>> BEGIN Recorded information
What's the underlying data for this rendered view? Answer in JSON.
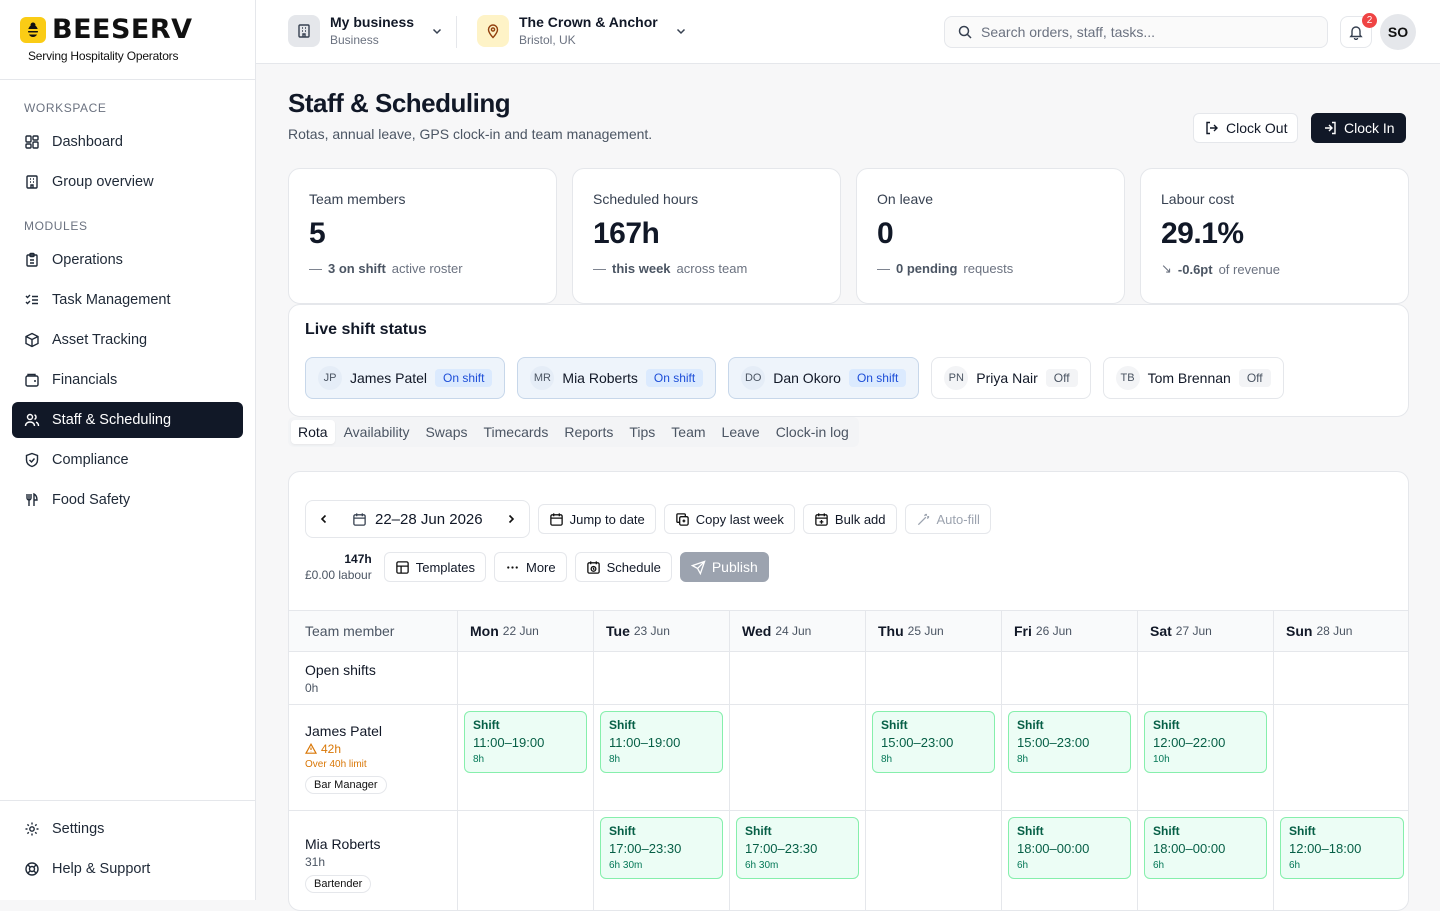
{
  "brand": {
    "name": "BEESERV",
    "tagline": "Serving Hospitality Operators"
  },
  "sidebar": {
    "workspace_heading": "WORKSPACE",
    "workspace_items": [
      {
        "label": "Dashboard",
        "icon": "dashboard-icon"
      },
      {
        "label": "Group overview",
        "icon": "building-icon"
      }
    ],
    "modules_heading": "MODULES",
    "module_items": [
      {
        "label": "Operations",
        "icon": "clipboard-icon"
      },
      {
        "label": "Task Management",
        "icon": "checklist-icon"
      },
      {
        "label": "Asset Tracking",
        "icon": "box-icon"
      },
      {
        "label": "Financials",
        "icon": "wallet-icon"
      },
      {
        "label": "Staff & Scheduling",
        "icon": "users-icon",
        "active": true
      },
      {
        "label": "Compliance",
        "icon": "shield-icon"
      },
      {
        "label": "Food Safety",
        "icon": "utensils-icon"
      }
    ],
    "bottom_items": [
      {
        "label": "Settings",
        "icon": "gear-icon"
      },
      {
        "label": "Help & Support",
        "icon": "lifebuoy-icon"
      }
    ]
  },
  "header": {
    "business": {
      "title": "My business",
      "subtitle": "Business"
    },
    "venue": {
      "title": "The Crown & Anchor",
      "subtitle": "Bristol, UK"
    },
    "search_placeholder": "Search orders, staff, tasks...",
    "notification_count": "2",
    "avatar_initials": "SO"
  },
  "page": {
    "title": "Staff & Scheduling",
    "subtitle": "Rotas, annual leave, GPS clock-in and team management.",
    "clock_out_label": "Clock Out",
    "clock_in_label": "Clock In"
  },
  "stats": [
    {
      "label": "Team members",
      "value": "5",
      "prefix": "—",
      "emph": "3 on shift",
      "suffix": "active roster"
    },
    {
      "label": "Scheduled hours",
      "value": "167h",
      "prefix": "—",
      "emph": "this week",
      "suffix": "across team"
    },
    {
      "label": "On leave",
      "value": "0",
      "prefix": "—",
      "emph": "0 pending",
      "suffix": "requests"
    },
    {
      "label": "Labour cost",
      "value": "29.1%",
      "prefix": "↘",
      "emph": "-0.6pt",
      "suffix": "of revenue"
    }
  ],
  "live_status": {
    "title": "Live shift status",
    "staff": [
      {
        "initials": "JP",
        "name": "James Patel",
        "status": "On shift",
        "on": true
      },
      {
        "initials": "MR",
        "name": "Mia Roberts",
        "status": "On shift",
        "on": true
      },
      {
        "initials": "DO",
        "name": "Dan Okoro",
        "status": "On shift",
        "on": true
      },
      {
        "initials": "PN",
        "name": "Priya Nair",
        "status": "Off",
        "on": false
      },
      {
        "initials": "TB",
        "name": "Tom Brennan",
        "status": "Off",
        "on": false
      }
    ]
  },
  "tabs": [
    "Rota",
    "Availability",
    "Swaps",
    "Timecards",
    "Reports",
    "Tips",
    "Team",
    "Leave",
    "Clock-in log"
  ],
  "rota": {
    "week_label": "22–28 Jun 2026",
    "jump_label": "Jump to date",
    "copy_label": "Copy last week",
    "bulk_label": "Bulk add",
    "autofill_label": "Auto-fill",
    "total_hours": "147h",
    "labour_cost": "£0.00 labour",
    "templates_label": "Templates",
    "more_label": "More",
    "schedule_label": "Schedule",
    "publish_label": "Publish",
    "member_header": "Team member",
    "days": [
      {
        "name": "Mon",
        "date": "22 Jun"
      },
      {
        "name": "Tue",
        "date": "23 Jun"
      },
      {
        "name": "Wed",
        "date": "24 Jun"
      },
      {
        "name": "Thu",
        "date": "25 Jun"
      },
      {
        "name": "Fri",
        "date": "26 Jun"
      },
      {
        "name": "Sat",
        "date": "27 Jun"
      },
      {
        "name": "Sun",
        "date": "28 Jun"
      }
    ],
    "open_shifts": {
      "name": "Open shifts",
      "hours": "0h"
    },
    "members": [
      {
        "name": "James Patel",
        "hours": "42h",
        "warning": "Over 40h limit",
        "role": "Bar Manager",
        "shifts": [
          {
            "title": "Shift",
            "time": "11:00–19:00",
            "dur": "8h"
          },
          {
            "title": "Shift",
            "time": "11:00–19:00",
            "dur": "8h"
          },
          null,
          {
            "title": "Shift",
            "time": "15:00–23:00",
            "dur": "8h"
          },
          {
            "title": "Shift",
            "time": "15:00–23:00",
            "dur": "8h"
          },
          {
            "title": "Shift",
            "time": "12:00–22:00",
            "dur": "10h"
          },
          null
        ]
      },
      {
        "name": "Mia Roberts",
        "hours": "31h",
        "warning": "",
        "role": "Bartender",
        "shifts": [
          null,
          {
            "title": "Shift",
            "time": "17:00–23:30",
            "dur": "6h 30m"
          },
          {
            "title": "Shift",
            "time": "17:00–23:30",
            "dur": "6h 30m"
          },
          null,
          {
            "title": "Shift",
            "time": "18:00–00:00",
            "dur": "6h"
          },
          {
            "title": "Shift",
            "time": "18:00–00:00",
            "dur": "6h"
          },
          {
            "title": "Shift",
            "time": "12:00–18:00",
            "dur": "6h"
          }
        ]
      }
    ]
  }
}
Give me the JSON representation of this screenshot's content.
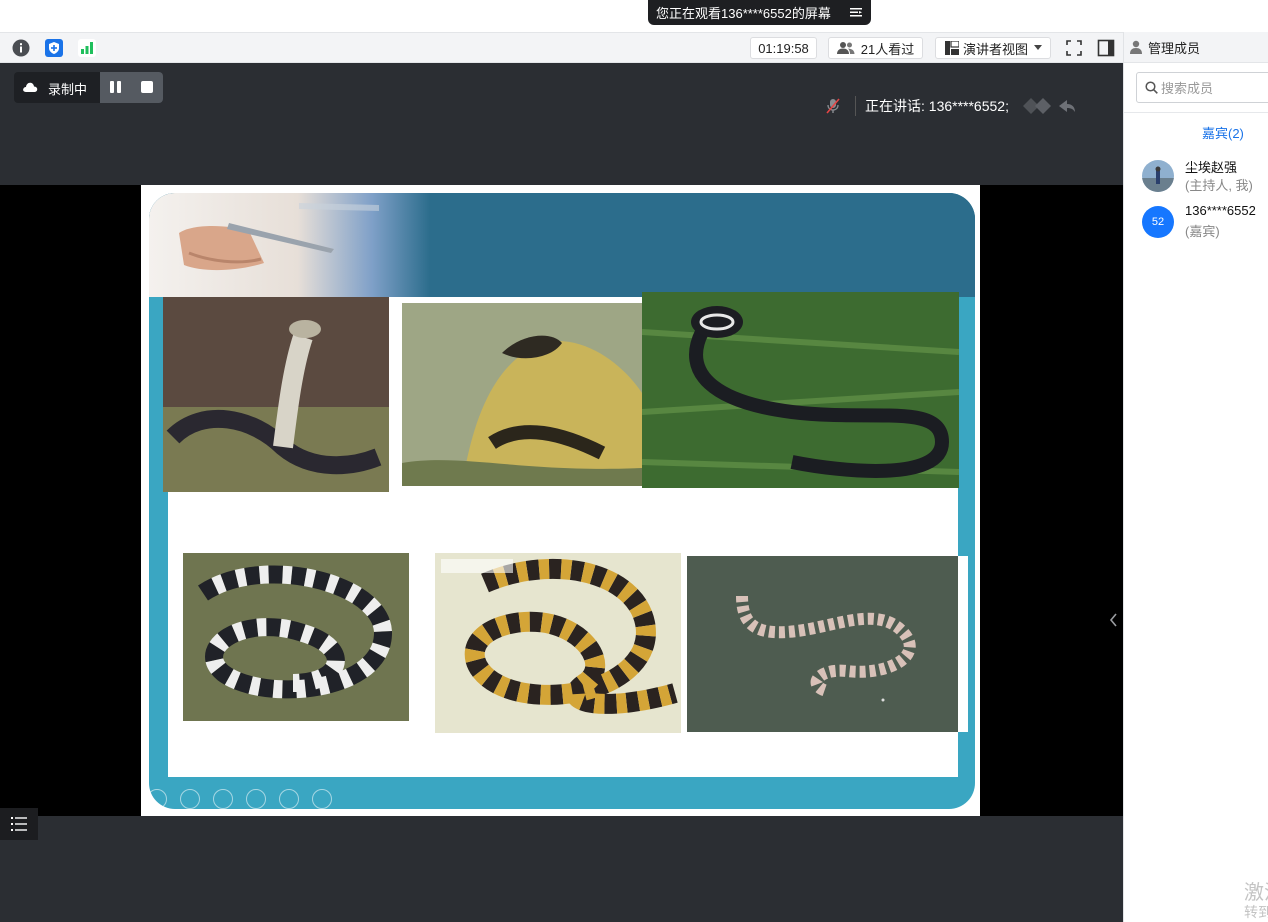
{
  "banner": {
    "text": "您正在观看136****6552的屏幕"
  },
  "toolbar": {
    "timer": "01:19:58",
    "viewers": "21人看过",
    "view_mode": "演讲者视图"
  },
  "recording": {
    "label": "录制中"
  },
  "speaking": {
    "text": "正在讲话: 136****6552;"
  },
  "panel": {
    "title": "管理成员",
    "search_placeholder": "搜索成员",
    "guests_label": "嘉宾(2)",
    "members": [
      {
        "name": "尘埃赵强",
        "role": "(主持人, 我)"
      },
      {
        "name": "136****6552",
        "role": "(嘉宾)",
        "avatar_text": "52"
      }
    ]
  },
  "watermark": {
    "line1": "激活",
    "line2": "转到"
  },
  "colors": {
    "accent_blue": "#1a73e8",
    "avatar_blue": "#1677ff",
    "slide_teal": "#3aa6c2",
    "slide_header": "#2c6d8c",
    "signal_green": "#1fbf5c"
  }
}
>> END Recorded information
- **What you are asked to do**:
Write out each line again precisely as it appears, skipping every picture.

- **Written answer**:
What's the underlying data for this rendered view? Answer in JSON.
{
  "brand": {
    "name": "BEESERV",
    "tagline": "Serving Hospitality Operators"
  },
  "sidebar": {
    "workspace_heading": "WORKSPACE",
    "workspace_items": [
      {
        "label": "Dashboard",
        "icon": "dashboard-icon"
      },
      {
        "label": "Group overview",
        "icon": "building-icon"
      }
    ],
    "modules_heading": "MODULES",
    "module_items": [
      {
        "label": "Operations",
        "icon": "clipboard-icon"
      },
      {
        "label": "Task Management",
        "icon": "checklist-icon"
      },
      {
        "label": "Asset Tracking",
        "icon": "box-icon"
      },
      {
        "label": "Financials",
        "icon": "wallet-icon"
      },
      {
        "label": "Staff & Scheduling",
        "icon": "users-icon",
        "active": true
      },
      {
        "label": "Compliance",
        "icon": "shield-icon"
      },
      {
        "label": "Food Safety",
        "icon": "utensils-icon"
      }
    ],
    "bottom_items": [
      {
        "label": "Settings",
        "icon": "gear-icon"
      },
      {
        "label": "Help & Support",
        "icon": "lifebuoy-icon"
      }
    ]
  },
  "header": {
    "business": {
      "title": "My business",
      "subtitle": "Business"
    },
    "venue": {
      "title": "The Crown & Anchor",
      "subtitle": "Bristol, UK"
    },
    "search_placeholder": "Search orders, staff, tasks...",
    "notification_count": "2",
    "avatar_initials": "SO"
  },
  "page": {
    "title": "Staff & Scheduling",
    "subtitle": "Rotas, annual leave, GPS clock-in and team management.",
    "clock_out_label": "Clock Out",
    "clock_in_label": "Clock In"
  },
  "stats": [
    {
      "label": "Team members",
      "value": "5",
      "prefix": "—",
      "emph": "3 on shift",
      "suffix": "active roster"
    },
    {
      "label": "Scheduled hours",
      "value": "167h",
      "prefix": "—",
      "emph": "this week",
      "suffix": "across team"
    },
    {
      "label": "On leave",
      "value": "0",
      "prefix": "—",
      "emph": "0 pending",
      "suffix": "requests"
    },
    {
      "label": "Labour cost",
      "value": "29.1%",
      "prefix": "↘",
      "emph": "-0.6pt",
      "suffix": "of revenue"
    }
  ],
  "live_status": {
    "title": "Live shift status",
    "staff": [
      {
        "initials": "JP",
        "name": "James Patel",
        "status": "On shift",
        "on": true
      },
      {
        "initials": "MR",
        "name": "Mia Roberts",
        "status": "On shift",
        "on": true
      },
      {
        "initials": "DO",
        "name": "Dan Okoro",
        "status": "On shift",
        "on": true
      },
      {
        "initials": "PN",
        "name": "Priya Nair",
        "status": "Off",
        "on": false
      },
      {
        "initials": "TB",
        "name": "Tom Brennan",
        "status": "Off",
        "on": false
      }
    ]
  },
  "tabs": [
    "Rota",
    "Availability",
    "Swaps",
    "Timecards",
    "Reports",
    "Tips",
    "Team",
    "Leave",
    "Clock-in log"
  ],
  "rota": {
    "week_label": "22–28 Jun 2026",
    "jump_label": "Jump to date",
    "copy_label": "Copy last week",
    "bulk_label": "Bulk add",
    "autofill_label": "Auto-fill",
    "total_hours": "147h",
    "labour_cost": "£0.00 labour",
    "templates_label": "Templates",
    "more_label": "More",
    "schedule_label": "Schedule",
    "publish_label": "Publish",
    "member_header": "Team member",
    "days": [
      {
        "name": "Mon",
        "date": "22 Jun"
      },
      {
        "name": "Tue",
        "date": "23 Jun"
      },
      {
        "name": "Wed",
        "date": "24 Jun"
      },
      {
        "name": "Thu",
        "date": "25 Jun"
      },
      {
        "name": "Fri",
        "date": "26 Jun"
      },
      {
        "name": "Sat",
        "date": "27 Jun"
      },
      {
        "name": "Sun",
        "date": "28 Jun"
      }
    ],
    "open_shifts": {
      "name": "Open shifts",
      "hours": "0h"
    },
    "members": [
      {
        "name": "James Patel",
        "hours": "42h",
        "warning": "Over 40h limit",
        "role": "Bar Manager",
        "shifts": [
          {
            "title": "Shift",
            "time": "11:00–19:00",
            "dur": "8h"
          },
          {
            "title": "Shift",
            "time": "11:00–19:00",
            "dur": "8h"
          },
          null,
          {
            "title": "Shift",
            "time": "15:00–23:00",
            "dur": "8h"
          },
          {
            "title": "Shift",
            "time": "15:00–23:00",
            "dur": "8h"
          },
          {
            "title": "Shift",
            "time": "12:00–22:00",
            "dur": "10h"
          },
          null
        ]
      },
      {
        "name": "Mia Roberts",
        "hours": "31h",
        "warning": "",
        "role": "Bartender",
        "shifts": [
          null,
          {
            "title": "Shift",
            "time": "17:00–23:30",
            "dur": "6h 30m"
          },
          {
            "title": "Shift",
            "time": "17:00–23:30",
            "dur": "6h 30m"
          },
          null,
          {
            "title": "Shift",
            "time": "18:00–00:00",
            "dur": "6h"
          },
          {
            "title": "Shift",
            "time": "18:00–00:00",
            "dur": "6h"
          },
          {
            "title": "Shift",
            "time": "12:00–18:00",
            "dur": "6h"
          }
        ]
      }
    ]
  }
}
Give me the JSON representation of this screenshot's content.
{
  "banner": {
    "text": "您正在观看136****6552的屏幕"
  },
  "toolbar": {
    "timer": "01:19:58",
    "viewers": "21人看过",
    "view_mode": "演讲者视图"
  },
  "recording": {
    "label": "录制中"
  },
  "speaking": {
    "text": "正在讲话: 136****6552;"
  },
  "panel": {
    "title": "管理成员",
    "search_placeholder": "搜索成员",
    "guests_label": "嘉宾(2)",
    "members": [
      {
        "name": "尘埃赵强",
        "role": "(主持人, 我)"
      },
      {
        "name": "136****6552",
        "role": "(嘉宾)",
        "avatar_text": "52"
      }
    ]
  },
  "watermark": {
    "line1": "激活",
    "line2": "转到"
  },
  "colors": {
    "accent_blue": "#1a73e8",
    "avatar_blue": "#1677ff",
    "slide_teal": "#3aa6c2",
    "slide_header": "#2c6d8c",
    "signal_green": "#1fbf5c"
  }
}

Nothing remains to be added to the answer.